## Job
Each record below should be output verbatim, without pictures.

===== Excerpted data =====

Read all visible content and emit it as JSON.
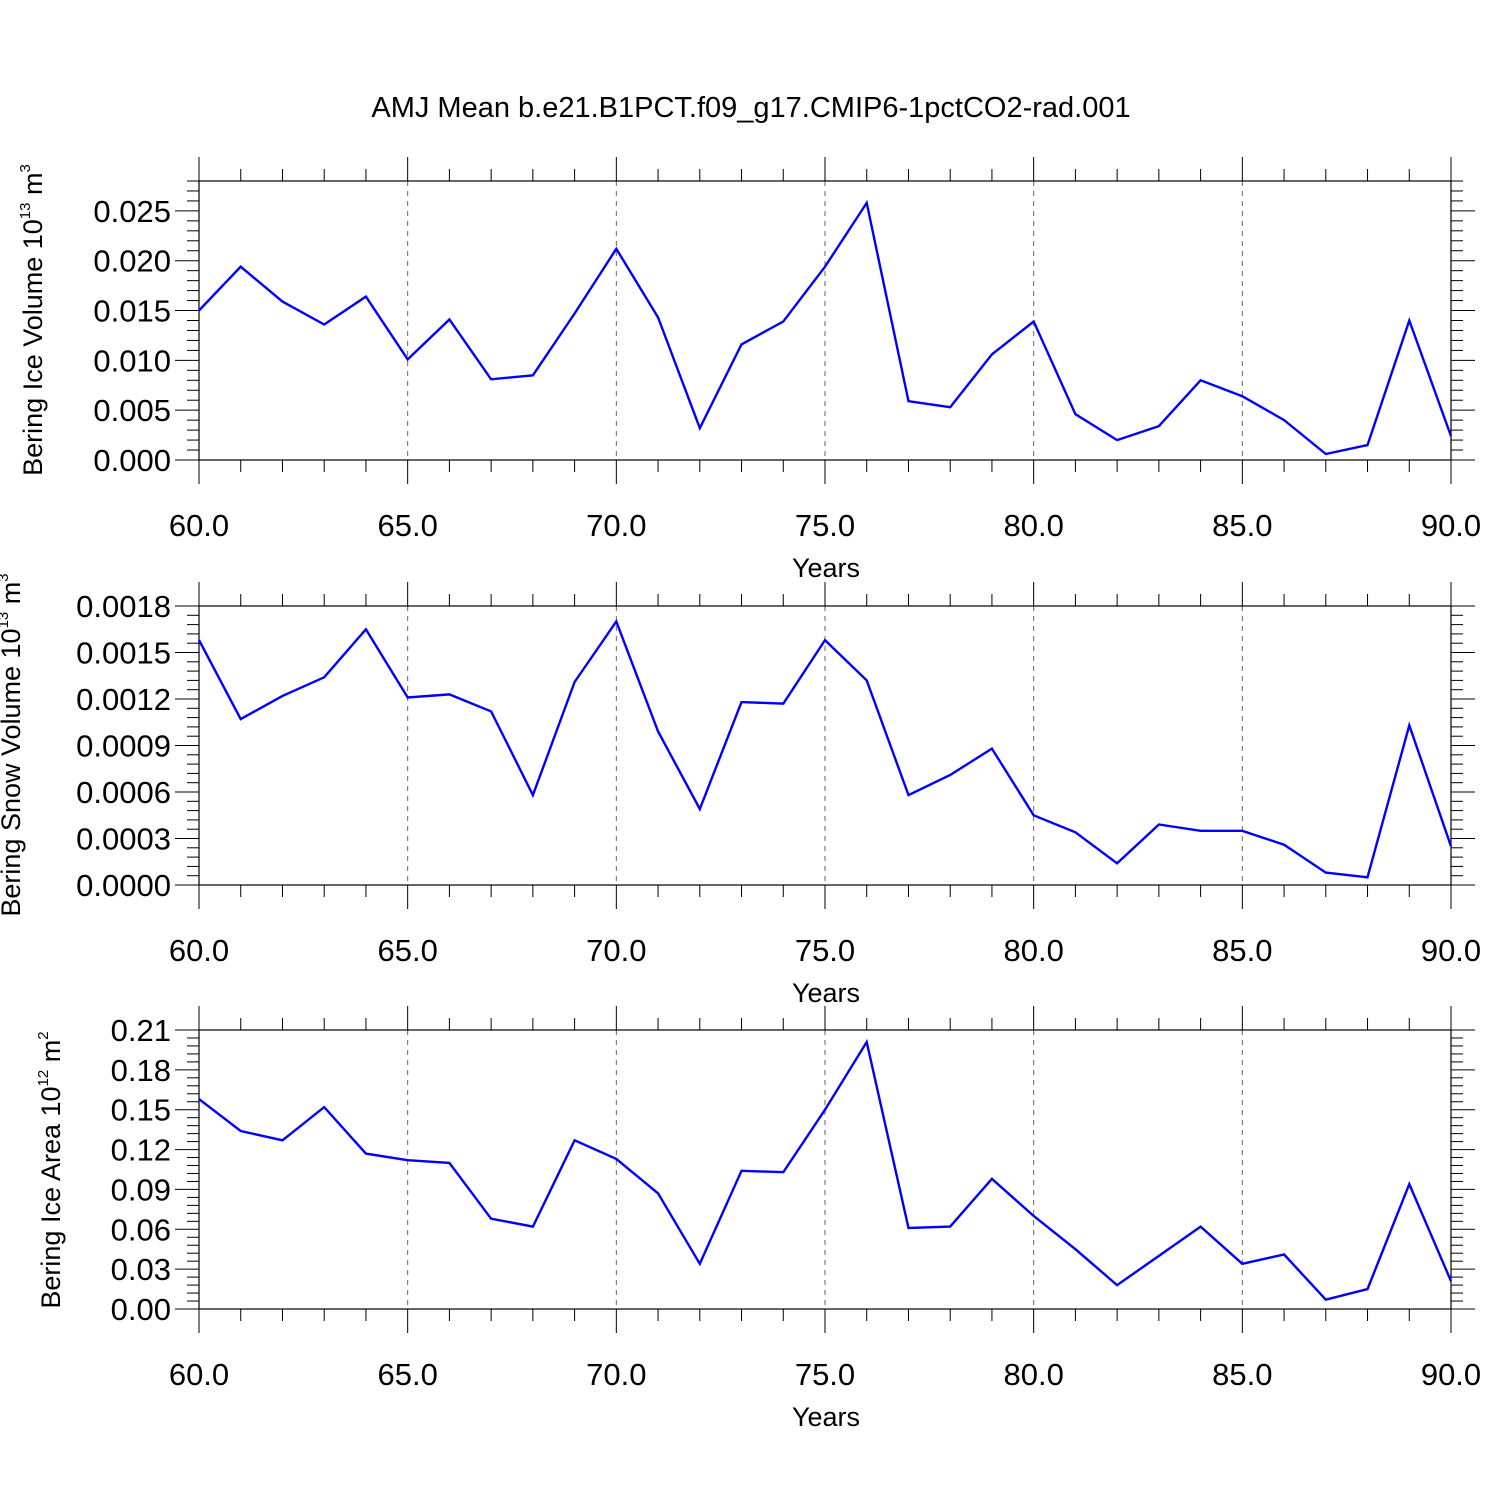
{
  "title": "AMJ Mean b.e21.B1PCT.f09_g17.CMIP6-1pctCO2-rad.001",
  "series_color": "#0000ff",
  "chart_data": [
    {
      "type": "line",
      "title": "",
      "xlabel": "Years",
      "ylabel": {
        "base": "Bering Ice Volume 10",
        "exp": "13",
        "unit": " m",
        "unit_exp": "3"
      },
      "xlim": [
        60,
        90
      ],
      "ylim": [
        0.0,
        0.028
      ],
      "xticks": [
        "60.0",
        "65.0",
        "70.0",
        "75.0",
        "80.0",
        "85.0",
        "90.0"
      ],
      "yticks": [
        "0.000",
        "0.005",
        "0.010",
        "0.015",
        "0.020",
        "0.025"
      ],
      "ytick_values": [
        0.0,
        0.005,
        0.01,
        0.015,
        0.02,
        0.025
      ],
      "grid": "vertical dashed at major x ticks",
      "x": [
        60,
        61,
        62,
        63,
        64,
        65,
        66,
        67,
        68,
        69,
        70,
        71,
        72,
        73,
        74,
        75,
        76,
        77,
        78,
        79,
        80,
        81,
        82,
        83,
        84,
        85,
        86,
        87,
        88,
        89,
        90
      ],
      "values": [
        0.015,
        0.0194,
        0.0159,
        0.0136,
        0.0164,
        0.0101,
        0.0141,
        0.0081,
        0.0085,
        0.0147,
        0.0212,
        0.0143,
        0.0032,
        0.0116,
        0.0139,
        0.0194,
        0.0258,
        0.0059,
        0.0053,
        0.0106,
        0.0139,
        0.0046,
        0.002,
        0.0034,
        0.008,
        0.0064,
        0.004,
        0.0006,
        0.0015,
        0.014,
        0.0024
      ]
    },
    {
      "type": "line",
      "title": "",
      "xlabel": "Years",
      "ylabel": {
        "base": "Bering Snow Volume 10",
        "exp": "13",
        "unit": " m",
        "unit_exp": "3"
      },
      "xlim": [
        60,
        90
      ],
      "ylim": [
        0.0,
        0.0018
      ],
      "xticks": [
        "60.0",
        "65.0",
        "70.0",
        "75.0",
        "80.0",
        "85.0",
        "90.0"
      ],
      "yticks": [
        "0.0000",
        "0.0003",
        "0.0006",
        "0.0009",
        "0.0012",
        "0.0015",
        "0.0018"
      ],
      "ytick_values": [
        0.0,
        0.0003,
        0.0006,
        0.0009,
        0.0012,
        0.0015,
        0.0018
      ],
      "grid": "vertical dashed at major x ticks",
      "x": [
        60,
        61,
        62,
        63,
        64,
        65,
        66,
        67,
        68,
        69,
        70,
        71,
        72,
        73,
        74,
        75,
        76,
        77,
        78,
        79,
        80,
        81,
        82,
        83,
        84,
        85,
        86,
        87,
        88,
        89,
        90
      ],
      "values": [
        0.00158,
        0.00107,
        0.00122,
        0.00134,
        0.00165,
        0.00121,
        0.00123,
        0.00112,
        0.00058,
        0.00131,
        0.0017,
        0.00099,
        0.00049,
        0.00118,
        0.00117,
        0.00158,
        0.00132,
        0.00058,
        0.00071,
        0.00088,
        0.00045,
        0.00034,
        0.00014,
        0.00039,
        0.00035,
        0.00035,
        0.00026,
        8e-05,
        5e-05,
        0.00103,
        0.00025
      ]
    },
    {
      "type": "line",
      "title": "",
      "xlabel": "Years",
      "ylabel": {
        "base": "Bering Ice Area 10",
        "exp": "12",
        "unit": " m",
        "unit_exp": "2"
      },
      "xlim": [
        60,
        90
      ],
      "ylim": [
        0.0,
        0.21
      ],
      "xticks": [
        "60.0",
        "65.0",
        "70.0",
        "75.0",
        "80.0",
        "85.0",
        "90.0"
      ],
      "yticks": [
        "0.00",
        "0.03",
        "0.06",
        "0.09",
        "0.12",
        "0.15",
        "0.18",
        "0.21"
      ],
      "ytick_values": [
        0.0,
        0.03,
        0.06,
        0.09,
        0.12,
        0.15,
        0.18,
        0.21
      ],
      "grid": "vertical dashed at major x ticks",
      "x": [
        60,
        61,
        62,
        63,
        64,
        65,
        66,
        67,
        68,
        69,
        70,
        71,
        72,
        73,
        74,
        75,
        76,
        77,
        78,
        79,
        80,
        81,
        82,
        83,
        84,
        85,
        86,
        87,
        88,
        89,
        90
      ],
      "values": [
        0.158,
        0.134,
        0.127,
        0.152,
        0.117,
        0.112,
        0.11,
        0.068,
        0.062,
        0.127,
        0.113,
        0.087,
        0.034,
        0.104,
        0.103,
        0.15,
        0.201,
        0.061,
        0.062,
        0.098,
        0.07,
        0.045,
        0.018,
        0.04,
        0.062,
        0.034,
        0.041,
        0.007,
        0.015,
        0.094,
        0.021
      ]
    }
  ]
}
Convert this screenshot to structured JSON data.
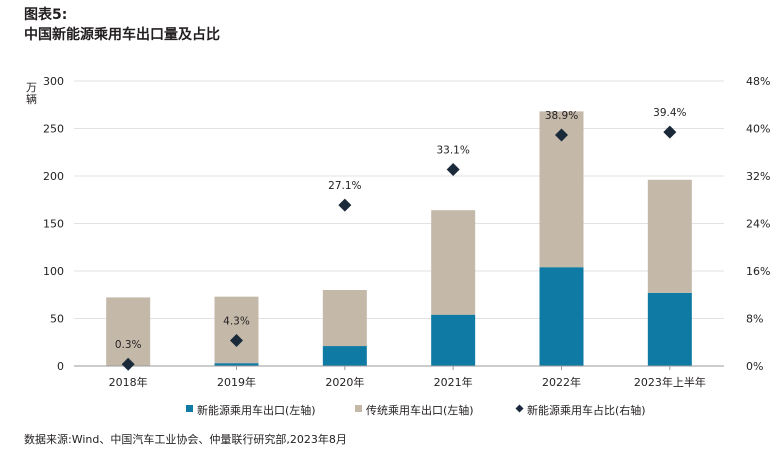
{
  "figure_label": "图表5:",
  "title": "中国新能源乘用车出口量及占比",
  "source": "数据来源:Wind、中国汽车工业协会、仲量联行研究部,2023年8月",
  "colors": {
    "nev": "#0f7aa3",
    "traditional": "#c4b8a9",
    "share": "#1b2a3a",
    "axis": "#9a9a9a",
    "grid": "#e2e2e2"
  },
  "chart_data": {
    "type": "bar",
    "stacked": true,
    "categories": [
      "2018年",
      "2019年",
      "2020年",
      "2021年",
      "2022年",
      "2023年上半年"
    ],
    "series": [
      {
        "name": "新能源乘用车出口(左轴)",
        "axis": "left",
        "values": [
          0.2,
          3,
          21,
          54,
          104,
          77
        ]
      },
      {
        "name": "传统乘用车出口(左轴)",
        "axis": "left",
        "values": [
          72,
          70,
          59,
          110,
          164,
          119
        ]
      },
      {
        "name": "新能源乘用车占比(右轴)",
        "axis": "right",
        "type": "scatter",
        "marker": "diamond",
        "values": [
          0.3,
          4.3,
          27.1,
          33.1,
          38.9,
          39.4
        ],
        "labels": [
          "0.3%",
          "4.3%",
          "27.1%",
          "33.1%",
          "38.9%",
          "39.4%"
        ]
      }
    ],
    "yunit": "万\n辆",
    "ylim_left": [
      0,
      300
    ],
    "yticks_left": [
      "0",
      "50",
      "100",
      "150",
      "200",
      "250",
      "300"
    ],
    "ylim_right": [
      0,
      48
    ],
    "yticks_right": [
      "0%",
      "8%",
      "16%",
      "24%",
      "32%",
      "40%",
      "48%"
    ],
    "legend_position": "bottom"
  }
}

=====

## Solved exercise
Read all visible content and emit it as JSON.
{
  "title": "AMJ Mean b.e21.B1PCT.f09_g17.CMIP6-1pctCO2-rad.001",
  "series_color": "#0000ff",
  "chart_data": [
    {
      "type": "line",
      "title": "",
      "xlabel": "Years",
      "ylabel": {
        "base": "Bering Ice Volume 10",
        "exp": "13",
        "unit": " m",
        "unit_exp": "3"
      },
      "xlim": [
        60,
        90
      ],
      "ylim": [
        0.0,
        0.028
      ],
      "xticks": [
        "60.0",
        "65.0",
        "70.0",
        "75.0",
        "80.0",
        "85.0",
        "90.0"
      ],
      "yticks": [
        "0.000",
        "0.005",
        "0.010",
        "0.015",
        "0.020",
        "0.025"
      ],
      "ytick_values": [
        0.0,
        0.005,
        0.01,
        0.015,
        0.02,
        0.025
      ],
      "grid": "vertical dashed at major x ticks",
      "x": [
        60,
        61,
        62,
        63,
        64,
        65,
        66,
        67,
        68,
        69,
        70,
        71,
        72,
        73,
        74,
        75,
        76,
        77,
        78,
        79,
        80,
        81,
        82,
        83,
        84,
        85,
        86,
        87,
        88,
        89,
        90
      ],
      "values": [
        0.015,
        0.0194,
        0.0159,
        0.0136,
        0.0164,
        0.0101,
        0.0141,
        0.0081,
        0.0085,
        0.0147,
        0.0212,
        0.0143,
        0.0032,
        0.0116,
        0.0139,
        0.0194,
        0.0258,
        0.0059,
        0.0053,
        0.0106,
        0.0139,
        0.0046,
        0.002,
        0.0034,
        0.008,
        0.0064,
        0.004,
        0.0006,
        0.0015,
        0.014,
        0.0024
      ]
    },
    {
      "type": "line",
      "title": "",
      "xlabel": "Years",
      "ylabel": {
        "base": "Bering Snow Volume 10",
        "exp": "13",
        "unit": " m",
        "unit_exp": "3"
      },
      "xlim": [
        60,
        90
      ],
      "ylim": [
        0.0,
        0.0018
      ],
      "xticks": [
        "60.0",
        "65.0",
        "70.0",
        "75.0",
        "80.0",
        "85.0",
        "90.0"
      ],
      "yticks": [
        "0.0000",
        "0.0003",
        "0.0006",
        "0.0009",
        "0.0012",
        "0.0015",
        "0.0018"
      ],
      "ytick_values": [
        0.0,
        0.0003,
        0.0006,
        0.0009,
        0.0012,
        0.0015,
        0.0018
      ],
      "grid": "vertical dashed at major x ticks",
      "x": [
        60,
        61,
        62,
        63,
        64,
        65,
        66,
        67,
        68,
        69,
        70,
        71,
        72,
        73,
        74,
        75,
        76,
        77,
        78,
        79,
        80,
        81,
        82,
        83,
        84,
        85,
        86,
        87,
        88,
        89,
        90
      ],
      "values": [
        0.00158,
        0.00107,
        0.00122,
        0.00134,
        0.00165,
        0.00121,
        0.00123,
        0.00112,
        0.00058,
        0.00131,
        0.0017,
        0.00099,
        0.00049,
        0.00118,
        0.00117,
        0.00158,
        0.00132,
        0.00058,
        0.00071,
        0.00088,
        0.00045,
        0.00034,
        0.00014,
        0.00039,
        0.00035,
        0.00035,
        0.00026,
        8e-05,
        5e-05,
        0.00103,
        0.00025
      ]
    },
    {
      "type": "line",
      "title": "",
      "xlabel": "Years",
      "ylabel": {
        "base": "Bering Ice Area 10",
        "exp": "12",
        "unit": " m",
        "unit_exp": "2"
      },
      "xlim": [
        60,
        90
      ],
      "ylim": [
        0.0,
        0.21
      ],
      "xticks": [
        "60.0",
        "65.0",
        "70.0",
        "75.0",
        "80.0",
        "85.0",
        "90.0"
      ],
      "yticks": [
        "0.00",
        "0.03",
        "0.06",
        "0.09",
        "0.12",
        "0.15",
        "0.18",
        "0.21"
      ],
      "ytick_values": [
        0.0,
        0.03,
        0.06,
        0.09,
        0.12,
        0.15,
        0.18,
        0.21
      ],
      "grid": "vertical dashed at major x ticks",
      "x": [
        60,
        61,
        62,
        63,
        64,
        65,
        66,
        67,
        68,
        69,
        70,
        71,
        72,
        73,
        74,
        75,
        76,
        77,
        78,
        79,
        80,
        81,
        82,
        83,
        84,
        85,
        86,
        87,
        88,
        89,
        90
      ],
      "values": [
        0.158,
        0.134,
        0.127,
        0.152,
        0.117,
        0.112,
        0.11,
        0.068,
        0.062,
        0.127,
        0.113,
        0.087,
        0.034,
        0.104,
        0.103,
        0.15,
        0.201,
        0.061,
        0.062,
        0.098,
        0.07,
        0.045,
        0.018,
        0.04,
        0.062,
        0.034,
        0.041,
        0.007,
        0.015,
        0.094,
        0.021
      ]
    }
  ]
}
Convert this screenshot to structured JSON data.
{
  "figure_label": "图表5:",
  "title": "中国新能源乘用车出口量及占比",
  "source": "数据来源:Wind、中国汽车工业协会、仲量联行研究部,2023年8月",
  "colors": {
    "nev": "#0f7aa3",
    "traditional": "#c4b8a9",
    "share": "#1b2a3a",
    "axis": "#9a9a9a",
    "grid": "#e2e2e2"
  },
  "chart_data": {
    "type": "bar",
    "stacked": true,
    "categories": [
      "2018年",
      "2019年",
      "2020年",
      "2021年",
      "2022年",
      "2023年上半年"
    ],
    "series": [
      {
        "name": "新能源乘用车出口(左轴)",
        "axis": "left",
        "values": [
          0.2,
          3,
          21,
          54,
          104,
          77
        ]
      },
      {
        "name": "传统乘用车出口(左轴)",
        "axis": "left",
        "values": [
          72,
          70,
          59,
          110,
          164,
          119
        ]
      },
      {
        "name": "新能源乘用车占比(右轴)",
        "axis": "right",
        "type": "scatter",
        "marker": "diamond",
        "values": [
          0.3,
          4.3,
          27.1,
          33.1,
          38.9,
          39.4
        ],
        "labels": [
          "0.3%",
          "4.3%",
          "27.1%",
          "33.1%",
          "38.9%",
          "39.4%"
        ]
      }
    ],
    "yunit": "万\n辆",
    "ylim_left": [
      0,
      300
    ],
    "yticks_left": [
      "0",
      "50",
      "100",
      "150",
      "200",
      "250",
      "300"
    ],
    "ylim_right": [
      0,
      48
    ],
    "yticks_right": [
      "0%",
      "8%",
      "16%",
      "24%",
      "32%",
      "40%",
      "48%"
    ],
    "legend_position": "bottom"
  }
}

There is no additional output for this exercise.